Copy each line of the records that contains the word "AddressGUID".
Record list start
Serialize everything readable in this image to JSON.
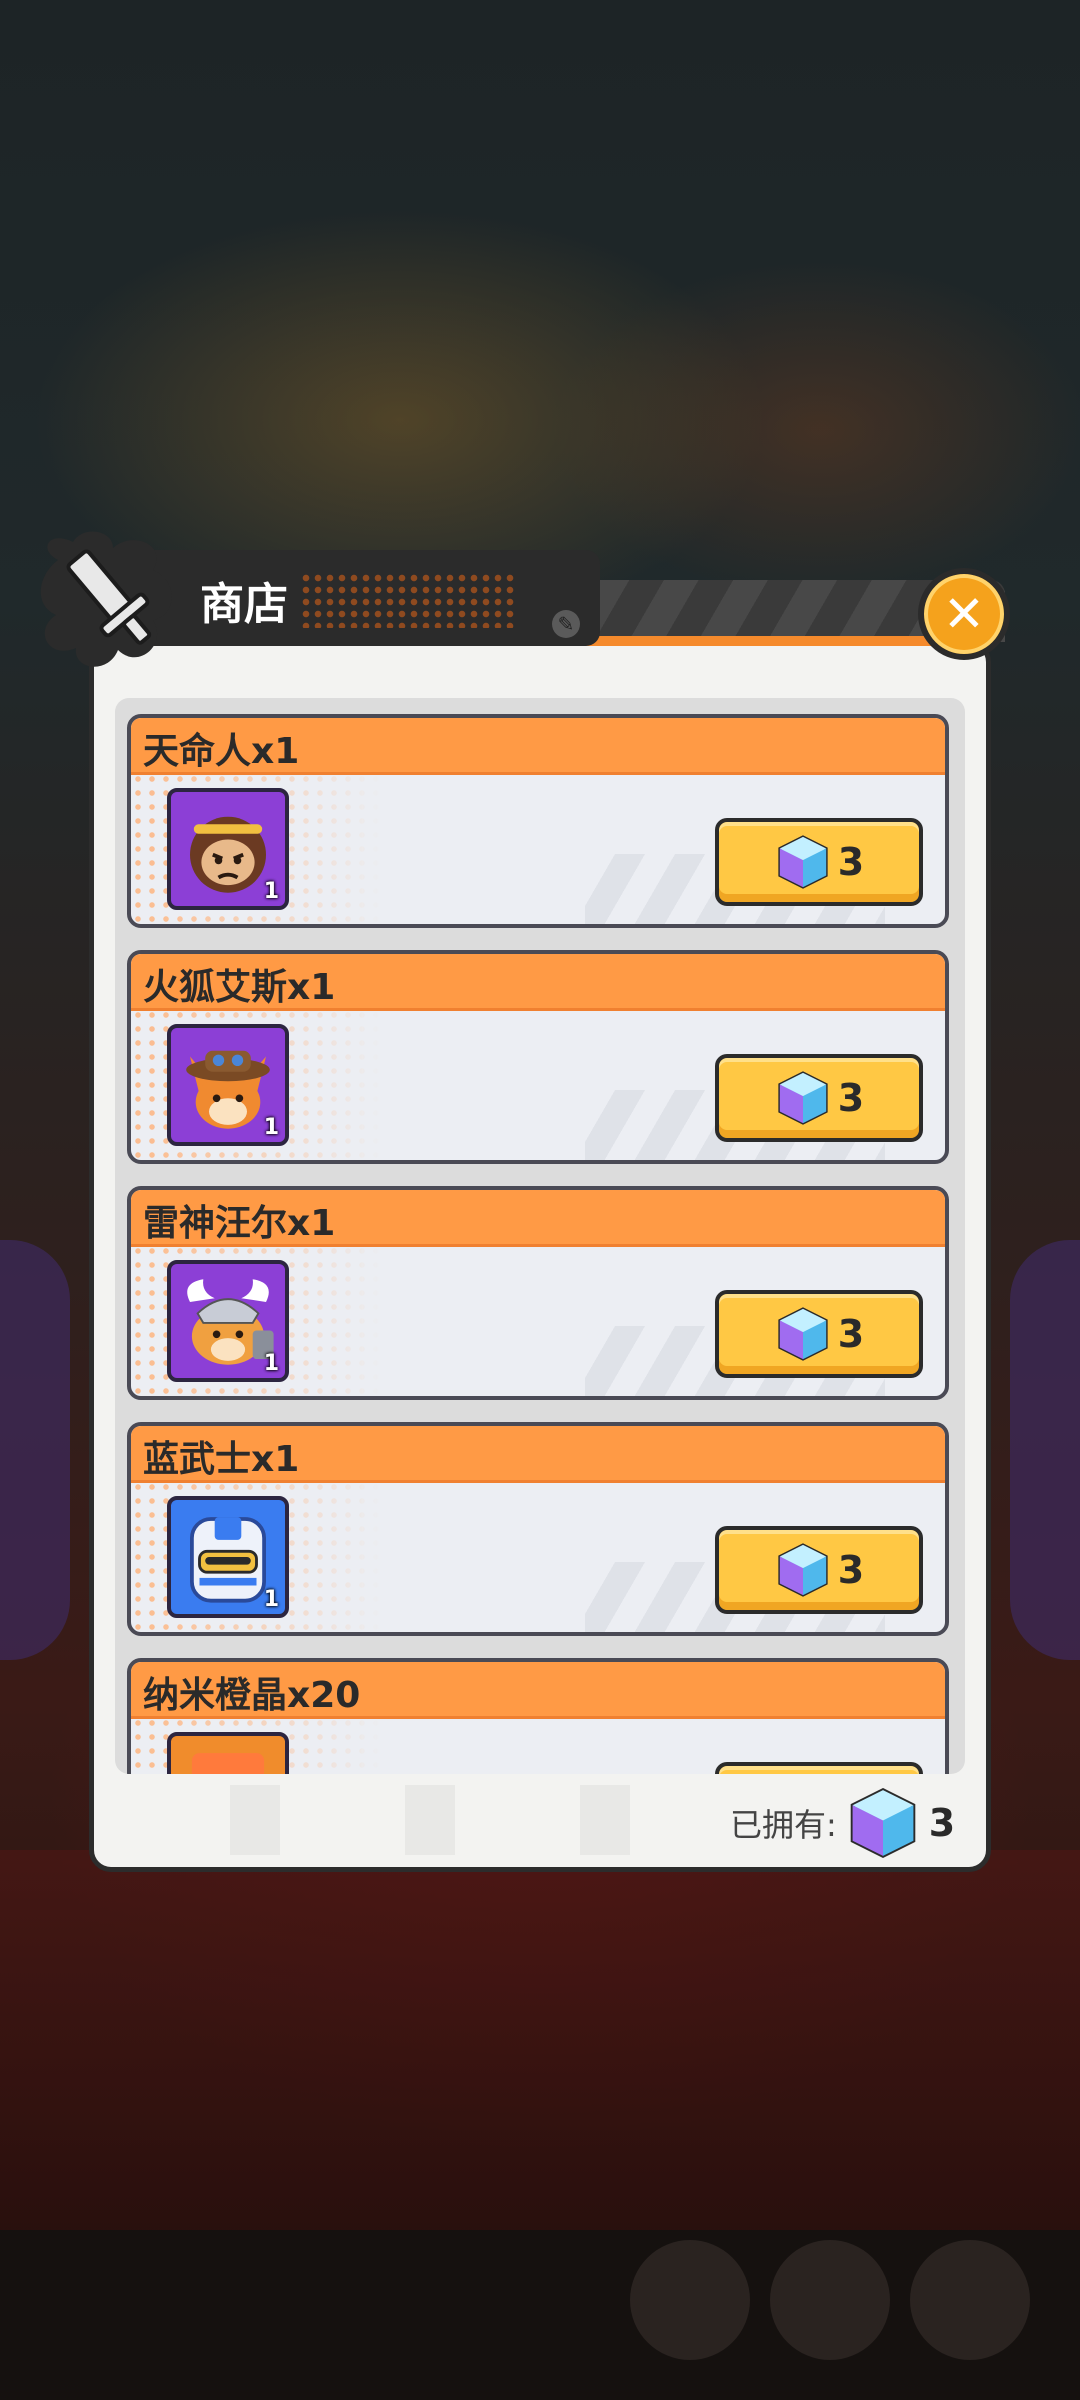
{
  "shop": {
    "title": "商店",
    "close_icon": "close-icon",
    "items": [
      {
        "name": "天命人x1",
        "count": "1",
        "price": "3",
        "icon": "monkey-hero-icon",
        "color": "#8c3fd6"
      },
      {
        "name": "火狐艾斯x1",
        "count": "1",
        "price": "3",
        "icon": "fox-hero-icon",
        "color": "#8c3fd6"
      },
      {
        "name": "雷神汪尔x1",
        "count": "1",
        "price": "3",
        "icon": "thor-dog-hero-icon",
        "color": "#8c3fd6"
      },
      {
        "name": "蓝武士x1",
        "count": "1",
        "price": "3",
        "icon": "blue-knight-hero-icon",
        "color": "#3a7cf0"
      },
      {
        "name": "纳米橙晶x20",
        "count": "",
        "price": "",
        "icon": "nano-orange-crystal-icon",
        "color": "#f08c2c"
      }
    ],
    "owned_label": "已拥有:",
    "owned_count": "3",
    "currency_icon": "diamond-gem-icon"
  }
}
Record list end
Record list start
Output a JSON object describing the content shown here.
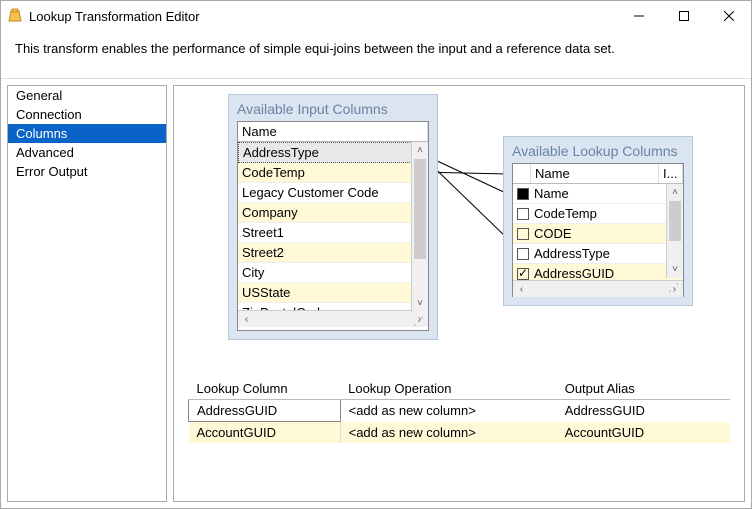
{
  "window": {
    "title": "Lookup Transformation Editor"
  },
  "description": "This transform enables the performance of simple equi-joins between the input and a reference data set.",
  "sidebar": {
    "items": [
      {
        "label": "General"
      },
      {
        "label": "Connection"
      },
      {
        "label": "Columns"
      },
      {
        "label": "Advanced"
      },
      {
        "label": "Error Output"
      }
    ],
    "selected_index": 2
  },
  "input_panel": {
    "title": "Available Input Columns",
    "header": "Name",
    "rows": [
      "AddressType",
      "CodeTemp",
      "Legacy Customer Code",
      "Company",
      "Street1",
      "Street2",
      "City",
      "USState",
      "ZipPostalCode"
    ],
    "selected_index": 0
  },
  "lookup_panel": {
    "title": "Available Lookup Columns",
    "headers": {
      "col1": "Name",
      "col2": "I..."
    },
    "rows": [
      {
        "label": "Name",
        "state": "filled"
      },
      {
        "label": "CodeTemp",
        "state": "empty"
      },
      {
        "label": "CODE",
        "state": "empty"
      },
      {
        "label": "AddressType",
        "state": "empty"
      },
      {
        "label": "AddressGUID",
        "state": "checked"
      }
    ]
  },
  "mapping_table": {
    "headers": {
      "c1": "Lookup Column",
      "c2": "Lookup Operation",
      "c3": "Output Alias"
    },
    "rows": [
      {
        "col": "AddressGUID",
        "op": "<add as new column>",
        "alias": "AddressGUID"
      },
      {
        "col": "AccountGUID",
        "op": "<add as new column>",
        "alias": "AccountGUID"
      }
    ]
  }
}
Record list end
▶ _Output for this exercise_
        "label": "AddressGUID",
        "col": "AddressGUID",
        "alias": "AddressGUID"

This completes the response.